* **STATED PROBLEM**
Please return every line of the records below that contains the word "Growth".
— Begin RECORDS SUPPLIED —
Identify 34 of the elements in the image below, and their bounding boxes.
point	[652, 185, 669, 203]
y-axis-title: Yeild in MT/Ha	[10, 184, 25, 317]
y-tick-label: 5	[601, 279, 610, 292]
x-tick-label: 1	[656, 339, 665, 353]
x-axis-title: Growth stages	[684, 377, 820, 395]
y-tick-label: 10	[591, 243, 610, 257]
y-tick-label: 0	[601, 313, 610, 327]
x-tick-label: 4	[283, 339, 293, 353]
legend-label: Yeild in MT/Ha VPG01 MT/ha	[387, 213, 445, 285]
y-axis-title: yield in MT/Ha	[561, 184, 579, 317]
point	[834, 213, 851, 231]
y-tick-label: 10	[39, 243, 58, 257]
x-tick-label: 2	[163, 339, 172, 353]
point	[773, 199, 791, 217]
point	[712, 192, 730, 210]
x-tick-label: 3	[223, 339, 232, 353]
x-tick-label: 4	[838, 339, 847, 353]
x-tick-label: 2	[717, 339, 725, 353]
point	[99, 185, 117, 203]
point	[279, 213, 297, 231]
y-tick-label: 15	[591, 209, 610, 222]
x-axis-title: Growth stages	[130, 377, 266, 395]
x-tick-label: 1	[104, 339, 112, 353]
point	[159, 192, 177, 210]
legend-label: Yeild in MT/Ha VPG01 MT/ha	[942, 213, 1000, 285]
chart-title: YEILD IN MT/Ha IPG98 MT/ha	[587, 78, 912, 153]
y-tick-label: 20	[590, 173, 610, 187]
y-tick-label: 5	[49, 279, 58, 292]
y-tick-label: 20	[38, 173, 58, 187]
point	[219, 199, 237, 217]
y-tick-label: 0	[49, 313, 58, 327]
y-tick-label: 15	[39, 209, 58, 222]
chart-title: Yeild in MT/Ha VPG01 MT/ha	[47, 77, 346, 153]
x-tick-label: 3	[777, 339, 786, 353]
— End RECORDS SUPPLIED —
* **CORRECT ANSWER**
x-axis-title: Growth stages	[684, 377, 820, 395]
x-axis-title: Growth stages	[130, 377, 266, 395]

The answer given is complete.